What you have to do
Output the records exactly as they appear, with no pictures included.

Given data
■ ■ ■ ■

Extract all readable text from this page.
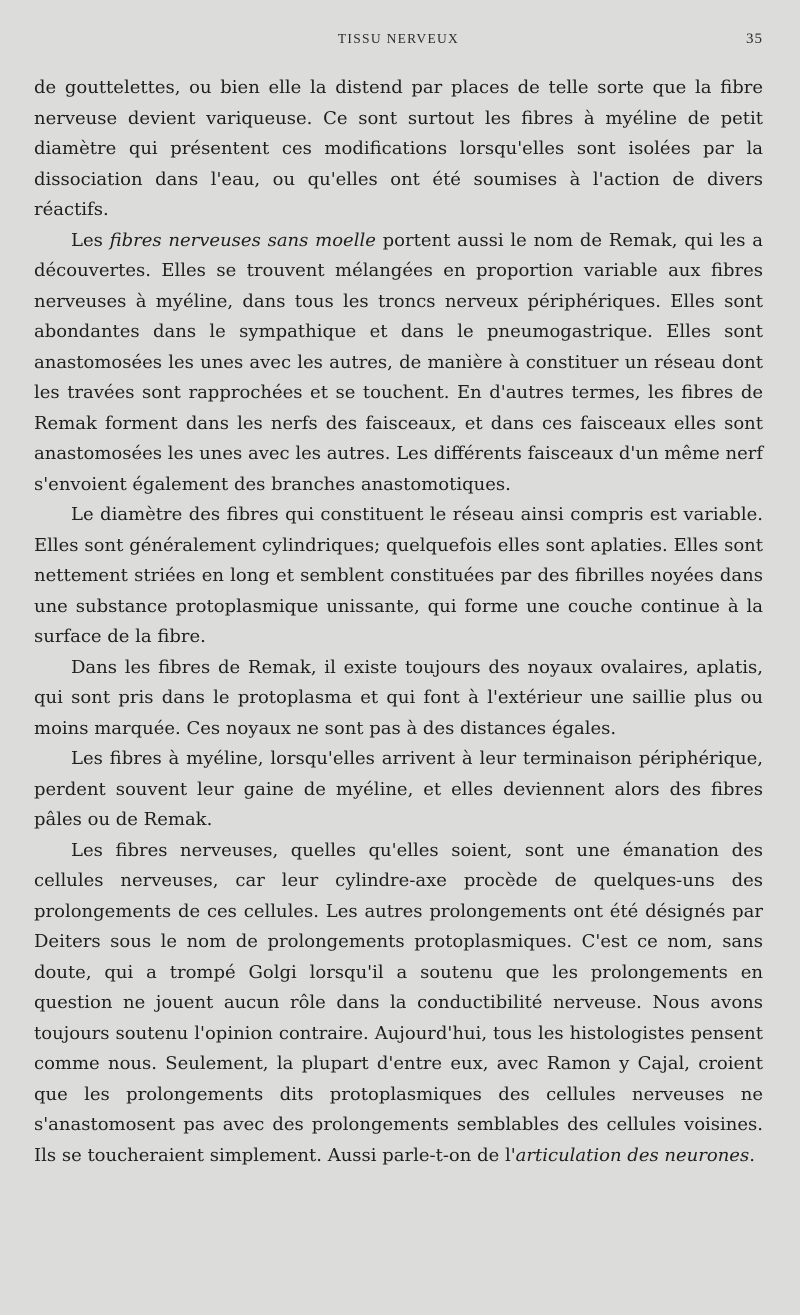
TISSU NERVEUX	35

de gouttelettes, ou bien elle la distend par places de telle sorte que la fibre nerveuse devient variqueuse. Ce sont surtout les fibres à myéline de petit diamètre qui présentent ces modifications lorsqu'elles sont isolées par la dissociation dans l'eau, ou qu'elles ont été soumises à l'action de divers réactifs.

Les fibres nerveuses sans moelle portent aussi le nom de Remak, qui les a découvertes. Elles se trouvent mélangées en proportion variable aux fibres nerveuses à myéline, dans tous les troncs nerveux périphériques. Elles sont abondantes dans le sympathique et dans le pneumogastrique. Elles sont anastomosées les unes avec les autres, de manière à constituer un réseau dont les travées sont rapprochées et se touchent. En d'autres termes, les fibres de Remak forment dans les nerfs des faisceaux, et dans ces faisceaux elles sont anastomosées les unes avec les autres. Les différents faisceaux d'un même nerf s'envoient également des branches anastomotiques.

Le diamètre des fibres qui constituent le réseau ainsi compris est variable. Elles sont généralement cylindriques; quelquefois elles sont aplaties. Elles sont nettement striées en long et semblent constituées par des fibrilles noyées dans une substance protoplasmique unissante, qui forme une couche continue à la surface de la fibre.

Dans les fibres de Remak, il existe toujours des noyaux ovalaires, aplatis, qui sont pris dans le protoplasma et qui font à l'extérieur une saillie plus ou moins marquée. Ces noyaux ne sont pas à des distances égales.

Les fibres à myéline, lorsqu'elles arrivent à leur terminaison périphérique, perdent souvent leur gaine de myéline, et elles deviennent alors des fibres pâles ou de Remak.

Les fibres nerveuses, quelles qu'elles soient, sont une émanation des cellules nerveuses, car leur cylindre-axe procède de quelques-uns des prolongements de ces cellules. Les autres prolongements ont été désignés par Deiters sous le nom de prolongements protoplasmiques. C'est ce nom, sans doute, qui a trompé Golgi lorsqu'il a soutenu que les prolongements en question ne jouent aucun rôle dans la conductibilité nerveuse. Nous avons toujours soutenu l'opinion contraire. Aujourd'hui, tous les histologistes pensent comme nous. Seulement, la plupart d'entre eux, avec Ramon y Cajal, croient que les prolongements dits protoplasmiques des cellules nerveuses ne s'anastomosent pas avec des prolongements semblables des cellules voisines. Ils se toucheraient simplement. Aussi parle-t-on de l'articulation des neurones.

■ ■ ■ ■

Solution for this task
Extract all readable text from this page.
TISSU NERVEUX	35

de gouttelettes, ou bien elle la distend par places de telle sorte que la fibre nerveuse devient variqueuse. Ce sont surtout les fibres à myéline de petit diamètre qui présentent ces modifications lorsqu'elles sont isolées par la dissociation dans l'eau, ou qu'elles ont été soumises à l'action de divers réactifs.

Les fibres nerveuses sans moelle portent aussi le nom de Remak, qui les a découvertes. Elles se trouvent mélangées en proportion variable aux fibres nerveuses à myéline, dans tous les troncs nerveux périphériques. Elles sont abondantes dans le sympathique et dans le pneumogastrique. Elles sont anastomosées les unes avec les autres, de manière à constituer un réseau dont les travées sont rapprochées et se touchent. En d'autres termes, les fibres de Remak forment dans les nerfs des faisceaux, et dans ces faisceaux elles sont anastomosées les unes avec les autres. Les différents faisceaux d'un même nerf s'envoient également des branches anastomotiques.

Le diamètre des fibres qui constituent le réseau ainsi compris est variable. Elles sont généralement cylindriques; quelquefois elles sont aplaties. Elles sont nettement striées en long et semblent constituées par des fibrilles noyées dans une substance protoplasmique unissante, qui forme une couche continue à la surface de la fibre.

Dans les fibres de Remak, il existe toujours des noyaux ovalaires, aplatis, qui sont pris dans le protoplasma et qui font à l'extérieur une saillie plus ou moins marquée. Ces noyaux ne sont pas à des distances égales.

Les fibres à myéline, lorsqu'elles arrivent à leur terminaison périphérique, perdent souvent leur gaine de myéline, et elles deviennent alors des fibres pâles ou de Remak.

Les fibres nerveuses, quelles qu'elles soient, sont une émanation des cellules nerveuses, car leur cylindre-axe procède de quelques-uns des prolongements de ces cellules. Les autres prolongements ont été désignés par Deiters sous le nom de prolongements protoplasmiques. C'est ce nom, sans doute, qui a trompé Golgi lorsqu'il a soutenu que les prolongements en question ne jouent aucun rôle dans la conductibilité nerveuse. Nous avons toujours soutenu l'opinion contraire. Aujourd'hui, tous les histologistes pensent comme nous. Seulement, la plupart d'entre eux, avec Ramon y Cajal, croient que les prolongements dits protoplasmiques des cellules nerveuses ne s'anastomosent pas avec des prolongements semblables des cellules voisines. Ils se toucheraient simplement. Aussi parle-t-on de l'articulation des neurones.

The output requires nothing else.